A run of records:
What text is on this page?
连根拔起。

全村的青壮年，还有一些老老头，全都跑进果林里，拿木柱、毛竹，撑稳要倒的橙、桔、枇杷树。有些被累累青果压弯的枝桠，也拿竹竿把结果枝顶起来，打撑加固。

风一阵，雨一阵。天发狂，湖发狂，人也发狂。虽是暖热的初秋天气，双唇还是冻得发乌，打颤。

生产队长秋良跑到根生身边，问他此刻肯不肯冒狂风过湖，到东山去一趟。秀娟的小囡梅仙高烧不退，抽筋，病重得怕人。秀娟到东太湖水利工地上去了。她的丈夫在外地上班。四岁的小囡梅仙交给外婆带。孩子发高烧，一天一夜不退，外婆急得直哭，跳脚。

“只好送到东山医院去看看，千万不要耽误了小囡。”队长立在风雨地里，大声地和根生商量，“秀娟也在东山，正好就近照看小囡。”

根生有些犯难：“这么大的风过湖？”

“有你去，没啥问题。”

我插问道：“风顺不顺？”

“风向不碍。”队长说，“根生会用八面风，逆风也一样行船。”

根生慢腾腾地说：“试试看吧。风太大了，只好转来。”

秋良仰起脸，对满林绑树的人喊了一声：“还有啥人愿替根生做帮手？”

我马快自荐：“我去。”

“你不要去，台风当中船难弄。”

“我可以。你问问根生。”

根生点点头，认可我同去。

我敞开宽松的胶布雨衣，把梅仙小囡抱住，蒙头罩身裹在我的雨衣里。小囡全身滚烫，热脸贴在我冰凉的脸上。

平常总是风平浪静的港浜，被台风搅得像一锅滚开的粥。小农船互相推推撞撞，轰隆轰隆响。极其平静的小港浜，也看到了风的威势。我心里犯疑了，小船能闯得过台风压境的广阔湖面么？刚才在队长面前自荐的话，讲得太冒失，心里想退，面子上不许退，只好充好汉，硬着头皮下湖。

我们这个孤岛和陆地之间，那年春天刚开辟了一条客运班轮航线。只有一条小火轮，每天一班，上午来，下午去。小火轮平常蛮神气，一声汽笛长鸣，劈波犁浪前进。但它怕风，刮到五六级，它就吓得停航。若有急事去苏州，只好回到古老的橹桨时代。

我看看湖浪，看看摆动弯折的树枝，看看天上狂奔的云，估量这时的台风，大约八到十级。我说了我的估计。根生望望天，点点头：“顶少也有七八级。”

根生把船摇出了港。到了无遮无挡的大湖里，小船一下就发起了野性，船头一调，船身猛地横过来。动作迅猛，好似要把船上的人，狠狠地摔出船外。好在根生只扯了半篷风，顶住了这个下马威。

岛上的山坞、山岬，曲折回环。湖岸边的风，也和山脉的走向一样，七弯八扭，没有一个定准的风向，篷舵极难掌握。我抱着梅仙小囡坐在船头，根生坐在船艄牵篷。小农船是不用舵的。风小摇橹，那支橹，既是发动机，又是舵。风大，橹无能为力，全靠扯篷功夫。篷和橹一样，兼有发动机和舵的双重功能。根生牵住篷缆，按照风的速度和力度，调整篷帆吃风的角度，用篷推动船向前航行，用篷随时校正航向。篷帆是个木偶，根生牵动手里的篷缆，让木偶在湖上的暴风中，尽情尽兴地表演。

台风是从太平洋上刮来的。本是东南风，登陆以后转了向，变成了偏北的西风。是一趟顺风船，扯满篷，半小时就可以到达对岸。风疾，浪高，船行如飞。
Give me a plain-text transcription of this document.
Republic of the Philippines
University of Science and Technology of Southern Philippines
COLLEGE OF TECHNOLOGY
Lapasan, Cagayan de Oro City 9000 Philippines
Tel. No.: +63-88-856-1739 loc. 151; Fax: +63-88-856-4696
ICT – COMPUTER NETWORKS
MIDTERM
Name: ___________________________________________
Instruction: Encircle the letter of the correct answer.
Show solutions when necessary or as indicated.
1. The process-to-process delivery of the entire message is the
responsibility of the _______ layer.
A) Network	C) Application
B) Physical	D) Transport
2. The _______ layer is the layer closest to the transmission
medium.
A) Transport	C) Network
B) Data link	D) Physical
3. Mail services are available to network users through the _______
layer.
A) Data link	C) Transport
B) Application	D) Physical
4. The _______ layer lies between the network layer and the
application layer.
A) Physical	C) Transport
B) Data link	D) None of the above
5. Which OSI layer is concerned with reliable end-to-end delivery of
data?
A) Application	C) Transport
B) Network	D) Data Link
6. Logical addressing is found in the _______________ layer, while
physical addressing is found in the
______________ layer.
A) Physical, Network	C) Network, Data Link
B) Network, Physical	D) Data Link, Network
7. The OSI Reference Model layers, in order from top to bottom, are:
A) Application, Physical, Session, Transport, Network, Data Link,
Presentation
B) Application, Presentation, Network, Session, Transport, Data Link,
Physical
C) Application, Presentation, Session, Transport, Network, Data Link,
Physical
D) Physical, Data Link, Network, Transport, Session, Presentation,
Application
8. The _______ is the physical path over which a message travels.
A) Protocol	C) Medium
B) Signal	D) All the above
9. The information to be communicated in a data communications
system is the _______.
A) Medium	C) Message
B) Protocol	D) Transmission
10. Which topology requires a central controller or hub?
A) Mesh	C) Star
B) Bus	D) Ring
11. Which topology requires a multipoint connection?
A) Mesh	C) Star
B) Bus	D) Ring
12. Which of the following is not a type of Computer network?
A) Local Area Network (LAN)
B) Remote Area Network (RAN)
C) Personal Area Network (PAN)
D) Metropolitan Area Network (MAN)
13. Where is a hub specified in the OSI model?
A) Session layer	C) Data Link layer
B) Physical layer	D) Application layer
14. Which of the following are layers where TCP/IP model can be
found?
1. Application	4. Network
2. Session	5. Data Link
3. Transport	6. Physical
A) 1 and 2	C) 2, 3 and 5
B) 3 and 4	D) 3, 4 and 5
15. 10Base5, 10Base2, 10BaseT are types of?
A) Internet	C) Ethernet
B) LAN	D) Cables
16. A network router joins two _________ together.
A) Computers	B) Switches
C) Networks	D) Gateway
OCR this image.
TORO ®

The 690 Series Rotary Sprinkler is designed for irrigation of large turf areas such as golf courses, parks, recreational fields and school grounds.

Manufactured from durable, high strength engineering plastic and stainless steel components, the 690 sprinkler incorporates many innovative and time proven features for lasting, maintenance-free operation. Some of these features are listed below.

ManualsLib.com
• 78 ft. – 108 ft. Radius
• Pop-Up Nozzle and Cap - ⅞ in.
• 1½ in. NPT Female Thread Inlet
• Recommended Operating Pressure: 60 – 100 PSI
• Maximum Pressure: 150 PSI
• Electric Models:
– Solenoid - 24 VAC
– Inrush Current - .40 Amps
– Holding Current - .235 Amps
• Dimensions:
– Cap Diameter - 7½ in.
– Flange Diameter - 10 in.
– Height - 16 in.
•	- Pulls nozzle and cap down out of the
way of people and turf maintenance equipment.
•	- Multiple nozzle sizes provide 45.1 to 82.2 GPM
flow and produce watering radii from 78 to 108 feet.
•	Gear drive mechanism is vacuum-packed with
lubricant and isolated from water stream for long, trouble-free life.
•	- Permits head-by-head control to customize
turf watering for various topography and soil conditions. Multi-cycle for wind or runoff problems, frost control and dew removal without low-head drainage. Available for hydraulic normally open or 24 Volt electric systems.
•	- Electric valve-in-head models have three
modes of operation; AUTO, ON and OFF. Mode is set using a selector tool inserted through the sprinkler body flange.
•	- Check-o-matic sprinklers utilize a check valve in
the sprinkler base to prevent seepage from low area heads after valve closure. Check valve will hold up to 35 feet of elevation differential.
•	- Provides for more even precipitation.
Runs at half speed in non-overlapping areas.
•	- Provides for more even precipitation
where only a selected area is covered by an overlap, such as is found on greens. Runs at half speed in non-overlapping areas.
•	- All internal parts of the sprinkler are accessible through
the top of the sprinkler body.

◆ Task description:
Extract every line above containing the word "precipitation".

◆ Completed exercise:
•	- Provides for more even precipitation.
•	- Provides for more even precipitation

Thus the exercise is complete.